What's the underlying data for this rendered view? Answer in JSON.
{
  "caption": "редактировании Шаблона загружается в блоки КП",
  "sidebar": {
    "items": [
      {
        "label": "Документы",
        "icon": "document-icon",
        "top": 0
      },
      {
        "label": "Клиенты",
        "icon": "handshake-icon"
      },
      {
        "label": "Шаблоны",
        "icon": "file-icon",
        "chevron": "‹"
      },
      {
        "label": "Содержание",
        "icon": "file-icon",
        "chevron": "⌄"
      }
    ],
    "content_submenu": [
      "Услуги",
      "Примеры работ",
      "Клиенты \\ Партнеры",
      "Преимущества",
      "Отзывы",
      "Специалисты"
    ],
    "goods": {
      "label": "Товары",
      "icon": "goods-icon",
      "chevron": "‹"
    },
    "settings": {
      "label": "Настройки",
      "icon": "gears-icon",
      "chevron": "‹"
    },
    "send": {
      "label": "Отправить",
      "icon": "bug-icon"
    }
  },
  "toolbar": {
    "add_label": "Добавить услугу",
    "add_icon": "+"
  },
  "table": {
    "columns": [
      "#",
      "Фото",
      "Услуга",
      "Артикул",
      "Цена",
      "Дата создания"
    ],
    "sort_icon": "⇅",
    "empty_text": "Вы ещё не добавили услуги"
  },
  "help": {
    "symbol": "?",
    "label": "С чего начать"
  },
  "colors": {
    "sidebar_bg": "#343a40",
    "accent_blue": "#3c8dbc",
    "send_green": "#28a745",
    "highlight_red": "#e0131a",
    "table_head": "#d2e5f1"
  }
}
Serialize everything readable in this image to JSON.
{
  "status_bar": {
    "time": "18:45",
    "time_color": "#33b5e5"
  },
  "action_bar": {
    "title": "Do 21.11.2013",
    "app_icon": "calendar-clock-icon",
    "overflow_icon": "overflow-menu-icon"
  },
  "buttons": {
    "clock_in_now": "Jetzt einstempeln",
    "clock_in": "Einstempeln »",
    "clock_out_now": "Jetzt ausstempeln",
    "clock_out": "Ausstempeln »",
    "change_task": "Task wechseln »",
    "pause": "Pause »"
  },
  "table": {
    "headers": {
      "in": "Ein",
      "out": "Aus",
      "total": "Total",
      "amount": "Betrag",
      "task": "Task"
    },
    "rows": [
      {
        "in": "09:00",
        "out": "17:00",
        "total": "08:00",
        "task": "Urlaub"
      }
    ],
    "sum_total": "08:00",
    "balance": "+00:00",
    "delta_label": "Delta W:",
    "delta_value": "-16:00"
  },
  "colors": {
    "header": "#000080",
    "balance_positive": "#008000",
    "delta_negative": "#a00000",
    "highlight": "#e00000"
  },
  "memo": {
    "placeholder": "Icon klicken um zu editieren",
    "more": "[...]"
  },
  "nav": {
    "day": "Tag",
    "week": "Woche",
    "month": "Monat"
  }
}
• • • • •
• Stated goal:
Each entry is to be returned in full, character for character.

• Exercise result:
What's the underlying data for this rendered view? Answer in JSON.
{
  "caption": "редактировании Шаблона загружается в блоки КП",
  "sidebar": {
    "items": [
      {
        "label": "Документы",
        "icon": "document-icon",
        "top": 0
      },
      {
        "label": "Клиенты",
        "icon": "handshake-icon"
      },
      {
        "label": "Шаблоны",
        "icon": "file-icon",
        "chevron": "‹"
      },
      {
        "label": "Содержание",
        "icon": "file-icon",
        "chevron": "⌄"
      }
    ],
    "content_submenu": [
      "Услуги",
      "Примеры работ",
      "Клиенты \\ Партнеры",
      "Преимущества",
      "Отзывы",
      "Специалисты"
    ],
    "goods": {
      "label": "Товары",
      "icon": "goods-icon",
      "chevron": "‹"
    },
    "settings": {
      "label": "Настройки",
      "icon": "gears-icon",
      "chevron": "‹"
    },
    "send": {
      "label": "Отправить",
      "icon": "bug-icon"
    }
  },
  "toolbar": {
    "add_label": "Добавить услугу",
    "add_icon": "+"
  },
  "table": {
    "columns": [
      "#",
      "Фото",
      "Услуга",
      "Артикул",
      "Цена",
      "Дата создания"
    ],
    "sort_icon": "⇅",
    "empty_text": "Вы ещё не добавили услуги"
  },
  "help": {
    "symbol": "?",
    "label": "С чего начать"
  },
  "colors": {
    "sidebar_bg": "#343a40",
    "accent_blue": "#3c8dbc",
    "send_green": "#28a745",
    "highlight_red": "#e0131a",
    "table_head": "#d2e5f1"
  }
}
Serialize everything readable in this image to JSON.
{
  "status_bar": {
    "time": "18:45",
    "time_color": "#33b5e5"
  },
  "action_bar": {
    "title": "Do 21.11.2013",
    "app_icon": "calendar-clock-icon",
    "overflow_icon": "overflow-menu-icon"
  },
  "buttons": {
    "clock_in_now": "Jetzt einstempeln",
    "clock_in": "Einstempeln »",
    "clock_out_now": "Jetzt ausstempeln",
    "clock_out": "Ausstempeln »",
    "change_task": "Task wechseln »",
    "pause": "Pause »"
  },
  "table": {
    "headers": {
      "in": "Ein",
      "out": "Aus",
      "total": "Total",
      "amount": "Betrag",
      "task": "Task"
    },
    "rows": [
      {
        "in": "09:00",
        "out": "17:00",
        "total": "08:00",
        "task": "Urlaub"
      }
    ],
    "sum_total": "08:00",
    "balance": "+00:00",
    "delta_label": "Delta W:",
    "delta_value": "-16:00"
  },
  "colors": {
    "header": "#000080",
    "balance_positive": "#008000",
    "delta_negative": "#a00000",
    "highlight": "#e00000"
  },
  "memo": {
    "placeholder": "Icon klicken um zu editieren",
    "more": "[...]"
  },
  "nav": {
    "day": "Tag",
    "week": "Woche",
    "month": "Monat"
  }
}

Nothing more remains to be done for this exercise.